### [The problem]
Retype every entry exactly, character for character.

* BEGIN *

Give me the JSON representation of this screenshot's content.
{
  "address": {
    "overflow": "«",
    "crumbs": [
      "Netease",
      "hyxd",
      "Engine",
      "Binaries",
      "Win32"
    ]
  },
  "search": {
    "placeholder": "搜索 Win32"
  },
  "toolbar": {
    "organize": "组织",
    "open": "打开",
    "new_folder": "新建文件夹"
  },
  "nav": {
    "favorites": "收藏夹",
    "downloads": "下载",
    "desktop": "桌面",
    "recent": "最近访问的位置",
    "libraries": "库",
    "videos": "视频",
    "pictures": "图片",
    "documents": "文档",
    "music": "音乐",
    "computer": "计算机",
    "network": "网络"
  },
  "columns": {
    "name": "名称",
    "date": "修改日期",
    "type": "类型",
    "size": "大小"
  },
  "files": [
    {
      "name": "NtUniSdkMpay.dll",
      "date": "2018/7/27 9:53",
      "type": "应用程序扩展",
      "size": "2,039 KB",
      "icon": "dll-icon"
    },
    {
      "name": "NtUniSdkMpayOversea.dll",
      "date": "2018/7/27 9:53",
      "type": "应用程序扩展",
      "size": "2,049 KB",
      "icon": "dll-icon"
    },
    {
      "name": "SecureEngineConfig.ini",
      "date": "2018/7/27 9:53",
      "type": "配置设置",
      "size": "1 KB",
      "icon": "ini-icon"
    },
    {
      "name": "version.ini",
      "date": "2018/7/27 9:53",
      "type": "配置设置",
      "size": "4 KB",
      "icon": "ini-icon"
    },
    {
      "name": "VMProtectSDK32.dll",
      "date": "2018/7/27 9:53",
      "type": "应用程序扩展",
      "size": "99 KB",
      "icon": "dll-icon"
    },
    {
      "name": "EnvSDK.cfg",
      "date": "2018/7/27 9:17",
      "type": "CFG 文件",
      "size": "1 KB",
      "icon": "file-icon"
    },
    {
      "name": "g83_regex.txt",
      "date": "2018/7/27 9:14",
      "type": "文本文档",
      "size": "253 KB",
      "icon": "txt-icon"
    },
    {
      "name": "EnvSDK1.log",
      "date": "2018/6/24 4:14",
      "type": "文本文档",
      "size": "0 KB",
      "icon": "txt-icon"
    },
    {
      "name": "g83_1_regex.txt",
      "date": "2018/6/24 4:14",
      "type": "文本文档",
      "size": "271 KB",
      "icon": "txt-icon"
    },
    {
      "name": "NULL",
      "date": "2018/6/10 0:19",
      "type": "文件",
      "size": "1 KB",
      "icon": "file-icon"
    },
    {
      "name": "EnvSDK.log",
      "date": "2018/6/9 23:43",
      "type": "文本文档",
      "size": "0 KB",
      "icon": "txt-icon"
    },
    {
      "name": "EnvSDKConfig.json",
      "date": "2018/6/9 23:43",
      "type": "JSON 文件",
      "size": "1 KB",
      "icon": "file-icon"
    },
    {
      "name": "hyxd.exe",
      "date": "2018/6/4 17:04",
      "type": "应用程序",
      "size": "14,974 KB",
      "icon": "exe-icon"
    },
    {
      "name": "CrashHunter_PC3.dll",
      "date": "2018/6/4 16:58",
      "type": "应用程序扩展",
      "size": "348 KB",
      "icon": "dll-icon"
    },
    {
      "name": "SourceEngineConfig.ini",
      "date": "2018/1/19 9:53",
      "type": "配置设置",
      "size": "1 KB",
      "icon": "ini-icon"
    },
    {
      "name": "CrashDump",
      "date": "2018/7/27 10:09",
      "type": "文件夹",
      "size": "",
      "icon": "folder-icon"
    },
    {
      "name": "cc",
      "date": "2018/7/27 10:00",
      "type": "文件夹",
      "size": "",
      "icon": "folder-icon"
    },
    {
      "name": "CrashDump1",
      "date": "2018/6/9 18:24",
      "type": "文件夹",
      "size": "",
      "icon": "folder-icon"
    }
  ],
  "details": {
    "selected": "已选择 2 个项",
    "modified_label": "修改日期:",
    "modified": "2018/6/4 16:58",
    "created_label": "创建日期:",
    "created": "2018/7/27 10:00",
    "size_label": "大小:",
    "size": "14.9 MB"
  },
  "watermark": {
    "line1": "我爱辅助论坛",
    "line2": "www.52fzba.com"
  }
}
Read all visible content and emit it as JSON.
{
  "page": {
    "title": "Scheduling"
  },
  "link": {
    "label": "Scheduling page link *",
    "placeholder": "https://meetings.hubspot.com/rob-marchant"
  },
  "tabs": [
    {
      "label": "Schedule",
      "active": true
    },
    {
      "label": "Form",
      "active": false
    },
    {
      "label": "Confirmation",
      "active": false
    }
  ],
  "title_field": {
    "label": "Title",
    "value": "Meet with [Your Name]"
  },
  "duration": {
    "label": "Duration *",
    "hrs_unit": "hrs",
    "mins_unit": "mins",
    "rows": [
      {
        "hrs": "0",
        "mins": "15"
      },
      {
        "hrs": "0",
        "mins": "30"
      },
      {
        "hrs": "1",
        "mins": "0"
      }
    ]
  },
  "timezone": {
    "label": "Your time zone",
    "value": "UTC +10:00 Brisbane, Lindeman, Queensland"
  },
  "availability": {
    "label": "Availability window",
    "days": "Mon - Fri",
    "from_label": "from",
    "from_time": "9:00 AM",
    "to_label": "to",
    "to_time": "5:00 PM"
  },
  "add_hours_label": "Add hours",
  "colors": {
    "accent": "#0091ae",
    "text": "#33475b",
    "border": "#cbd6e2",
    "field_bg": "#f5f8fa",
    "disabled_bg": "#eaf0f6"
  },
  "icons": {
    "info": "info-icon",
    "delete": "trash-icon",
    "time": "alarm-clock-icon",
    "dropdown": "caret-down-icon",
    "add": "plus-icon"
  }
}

* END *

### [Solution for this problem]
Give me the JSON representation of this screenshot's content.
{
  "address": {
    "overflow": "«",
    "crumbs": [
      "Netease",
      "hyxd",
      "Engine",
      "Binaries",
      "Win32"
    ]
  },
  "search": {
    "placeholder": "搜索 Win32"
  },
  "toolbar": {
    "organize": "组织",
    "open": "打开",
    "new_folder": "新建文件夹"
  },
  "nav": {
    "favorites": "收藏夹",
    "downloads": "下载",
    "desktop": "桌面",
    "recent": "最近访问的位置",
    "libraries": "库",
    "videos": "视频",
    "pictures": "图片",
    "documents": "文档",
    "music": "音乐",
    "computer": "计算机",
    "network": "网络"
  },
  "columns": {
    "name": "名称",
    "date": "修改日期",
    "type": "类型",
    "size": "大小"
  },
  "files": [
    {
      "name": "NtUniSdkMpay.dll",
      "date": "2018/7/27 9:53",
      "type": "应用程序扩展",
      "size": "2,039 KB",
      "icon": "dll-icon"
    },
    {
      "name": "NtUniSdkMpayOversea.dll",
      "date": "2018/7/27 9:53",
      "type": "应用程序扩展",
      "size": "2,049 KB",
      "icon": "dll-icon"
    },
    {
      "name": "SecureEngineConfig.ini",
      "date": "2018/7/27 9:53",
      "type": "配置设置",
      "size": "1 KB",
      "icon": "ini-icon"
    },
    {
      "name": "version.ini",
      "date": "2018/7/27 9:53",
      "type": "配置设置",
      "size": "4 KB",
      "icon": "ini-icon"
    },
    {
      "name": "VMProtectSDK32.dll",
      "date": "2018/7/27 9:53",
      "type": "应用程序扩展",
      "size": "99 KB",
      "icon": "dll-icon"
    },
    {
      "name": "EnvSDK.cfg",
      "date": "2018/7/27 9:17",
      "type": "CFG 文件",
      "size": "1 KB",
      "icon": "file-icon"
    },
    {
      "name": "g83_regex.txt",
      "date": "2018/7/27 9:14",
      "type": "文本文档",
      "size": "253 KB",
      "icon": "txt-icon"
    },
    {
      "name": "EnvSDK1.log",
      "date": "2018/6/24 4:14",
      "type": "文本文档",
      "size": "0 KB",
      "icon": "txt-icon"
    },
    {
      "name": "g83_1_regex.txt",
      "date": "2018/6/24 4:14",
      "type": "文本文档",
      "size": "271 KB",
      "icon": "txt-icon"
    },
    {
      "name": "NULL",
      "date": "2018/6/10 0:19",
      "type": "文件",
      "size": "1 KB",
      "icon": "file-icon"
    },
    {
      "name": "EnvSDK.log",
      "date": "2018/6/9 23:43",
      "type": "文本文档",
      "size": "0 KB",
      "icon": "txt-icon"
    },
    {
      "name": "EnvSDKConfig.json",
      "date": "2018/6/9 23:43",
      "type": "JSON 文件",
      "size": "1 KB",
      "icon": "file-icon"
    },
    {
      "name": "hyxd.exe",
      "date": "2018/6/4 17:04",
      "type": "应用程序",
      "size": "14,974 KB",
      "icon": "exe-icon"
    },
    {
      "name": "CrashHunter_PC3.dll",
      "date": "2018/6/4 16:58",
      "type": "应用程序扩展",
      "size": "348 KB",
      "icon": "dll-icon"
    },
    {
      "name": "SourceEngineConfig.ini",
      "date": "2018/1/19 9:53",
      "type": "配置设置",
      "size": "1 KB",
      "icon": "ini-icon"
    },
    {
      "name": "CrashDump",
      "date": "2018/7/27 10:09",
      "type": "文件夹",
      "size": "",
      "icon": "folder-icon"
    },
    {
      "name": "cc",
      "date": "2018/7/27 10:00",
      "type": "文件夹",
      "size": "",
      "icon": "folder-icon"
    },
    {
      "name": "CrashDump1",
      "date": "2018/6/9 18:24",
      "type": "文件夹",
      "size": "",
      "icon": "folder-icon"
    }
  ],
  "details": {
    "selected": "已选择 2 个项",
    "modified_label": "修改日期:",
    "modified": "2018/6/4 16:58",
    "created_label": "创建日期:",
    "created": "2018/7/27 10:00",
    "size_label": "大小:",
    "size": "14.9 MB"
  },
  "watermark": {
    "line1": "我爱辅助论坛",
    "line2": "www.52fzba.com"
  }
}
Read all visible content and emit it as JSON.
{
  "page": {
    "title": "Scheduling"
  },
  "link": {
    "label": "Scheduling page link *",
    "placeholder": "https://meetings.hubspot.com/rob-marchant"
  },
  "tabs": [
    {
      "label": "Schedule",
      "active": true
    },
    {
      "label": "Form",
      "active": false
    },
    {
      "label": "Confirmation",
      "active": false
    }
  ],
  "title_field": {
    "label": "Title",
    "value": "Meet with [Your Name]"
  },
  "duration": {
    "label": "Duration *",
    "hrs_unit": "hrs",
    "mins_unit": "mins",
    "rows": [
      {
        "hrs": "0",
        "mins": "15"
      },
      {
        "hrs": "0",
        "mins": "30"
      },
      {
        "hrs": "1",
        "mins": "0"
      }
    ]
  },
  "timezone": {
    "label": "Your time zone",
    "value": "UTC +10:00 Brisbane, Lindeman, Queensland"
  },
  "availability": {
    "label": "Availability window",
    "days": "Mon - Fri",
    "from_label": "from",
    "from_time": "9:00 AM",
    "to_label": "to",
    "to_time": "5:00 PM"
  },
  "add_hours_label": "Add hours",
  "colors": {
    "accent": "#0091ae",
    "text": "#33475b",
    "border": "#cbd6e2",
    "field_bg": "#f5f8fa",
    "disabled_bg": "#eaf0f6"
  },
  "icons": {
    "info": "info-icon",
    "delete": "trash-icon",
    "time": "alarm-clock-icon",
    "dropdown": "caret-down-icon",
    "add": "plus-icon"
  }
}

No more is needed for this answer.